**Work task 1**
Reproduce everything in the hypertension text from "While the cause" down to "diastolic blood pressures?", substituting "tobacco use" for "smoking".
**Work task 2**
According to the hypertension text, what does the diastolic pressure measure?

**Page text**
::::

These days, we live such hectic lives and many of us pay little or no attention to our bodies and how it responds to our day to day habits. Developing hypertension could definitely be one of the consequences of a stressful and unhealthy lifestyle and with black people being racially predisposed to developing hypertension, it is important to know a bit more about this disease. Here are the answers to your questions about hypertension – commonly called high blood pressure.
What causes high blood pressure?
While the cause of primary high blood pressure remains unknown, factors that could increase the chances of developing the condition include high salt intake, excessive alcohol consumption, lack of exercise, stress, smoking, obesity, age, and family history.
What are systolic and diastolic blood pressures?
Blood pressure is assessed using 2 two measurements-the systolic pressure – which is the blood pressure when the heart beats and forces blood around the body, and the diastolic pressure – which is the blood pressure when the heart is resting between beats.

::::

**Data**
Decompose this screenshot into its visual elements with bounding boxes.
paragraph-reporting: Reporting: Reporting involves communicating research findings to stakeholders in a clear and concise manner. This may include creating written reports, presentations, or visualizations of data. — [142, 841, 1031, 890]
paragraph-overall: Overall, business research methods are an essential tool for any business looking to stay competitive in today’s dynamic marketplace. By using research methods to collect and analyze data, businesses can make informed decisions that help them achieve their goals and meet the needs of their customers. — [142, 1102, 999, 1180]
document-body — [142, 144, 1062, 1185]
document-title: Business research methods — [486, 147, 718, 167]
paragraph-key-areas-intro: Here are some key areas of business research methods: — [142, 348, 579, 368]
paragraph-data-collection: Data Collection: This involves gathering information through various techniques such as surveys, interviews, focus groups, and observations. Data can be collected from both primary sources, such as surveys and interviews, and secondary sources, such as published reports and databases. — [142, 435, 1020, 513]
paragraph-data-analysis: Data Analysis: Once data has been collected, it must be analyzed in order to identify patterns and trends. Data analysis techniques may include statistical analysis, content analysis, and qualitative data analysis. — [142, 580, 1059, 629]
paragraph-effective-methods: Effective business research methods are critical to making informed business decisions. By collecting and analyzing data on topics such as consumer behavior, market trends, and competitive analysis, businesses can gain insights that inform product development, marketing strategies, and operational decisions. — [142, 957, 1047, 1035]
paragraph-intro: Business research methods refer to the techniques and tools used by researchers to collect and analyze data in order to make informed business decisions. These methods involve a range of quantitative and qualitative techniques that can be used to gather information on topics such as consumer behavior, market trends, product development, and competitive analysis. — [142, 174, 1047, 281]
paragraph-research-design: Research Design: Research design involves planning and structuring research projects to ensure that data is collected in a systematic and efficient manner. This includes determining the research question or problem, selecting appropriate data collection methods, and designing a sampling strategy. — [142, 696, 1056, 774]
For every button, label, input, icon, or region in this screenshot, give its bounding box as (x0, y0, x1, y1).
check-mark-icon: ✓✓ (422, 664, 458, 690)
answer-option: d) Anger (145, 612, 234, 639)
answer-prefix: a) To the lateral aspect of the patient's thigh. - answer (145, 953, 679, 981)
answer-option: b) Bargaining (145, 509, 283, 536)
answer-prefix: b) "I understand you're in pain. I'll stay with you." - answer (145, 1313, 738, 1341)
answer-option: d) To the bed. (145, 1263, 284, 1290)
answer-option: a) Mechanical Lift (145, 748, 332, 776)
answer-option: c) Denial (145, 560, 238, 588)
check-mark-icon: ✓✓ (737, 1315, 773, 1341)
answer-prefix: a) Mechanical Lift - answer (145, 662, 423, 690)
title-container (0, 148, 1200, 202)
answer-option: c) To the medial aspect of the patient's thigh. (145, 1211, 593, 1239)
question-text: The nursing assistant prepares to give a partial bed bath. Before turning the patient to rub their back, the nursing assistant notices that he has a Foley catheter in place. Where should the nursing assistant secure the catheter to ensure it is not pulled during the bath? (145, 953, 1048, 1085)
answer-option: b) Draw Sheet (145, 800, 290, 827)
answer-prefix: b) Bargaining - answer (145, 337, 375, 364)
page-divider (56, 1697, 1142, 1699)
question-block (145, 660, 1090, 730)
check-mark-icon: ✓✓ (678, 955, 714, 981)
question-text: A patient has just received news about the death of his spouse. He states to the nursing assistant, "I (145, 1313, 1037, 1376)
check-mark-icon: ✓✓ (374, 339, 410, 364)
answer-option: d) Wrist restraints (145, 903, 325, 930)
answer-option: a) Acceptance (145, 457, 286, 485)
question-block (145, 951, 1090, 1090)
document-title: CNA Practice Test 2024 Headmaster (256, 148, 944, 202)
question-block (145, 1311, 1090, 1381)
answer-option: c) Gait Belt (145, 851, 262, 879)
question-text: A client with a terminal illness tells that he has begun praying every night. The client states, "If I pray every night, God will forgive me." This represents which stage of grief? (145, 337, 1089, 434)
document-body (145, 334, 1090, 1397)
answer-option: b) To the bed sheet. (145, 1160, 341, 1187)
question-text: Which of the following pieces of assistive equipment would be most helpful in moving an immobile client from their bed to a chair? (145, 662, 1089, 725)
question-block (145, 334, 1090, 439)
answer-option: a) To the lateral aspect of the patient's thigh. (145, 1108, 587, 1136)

::::

**Task output 1**
While the cause of primary high blood pressure remains unknown, factors that could increase the chances of developing the condition include high salt intake, excessive alcohol consumption, lack of exercise, stress, tobacco use, obesity, age, and family history.
What are systolic and diastolic blood pressures?

**Task output 2**
It is the blood pressure when the heart is resting between beats.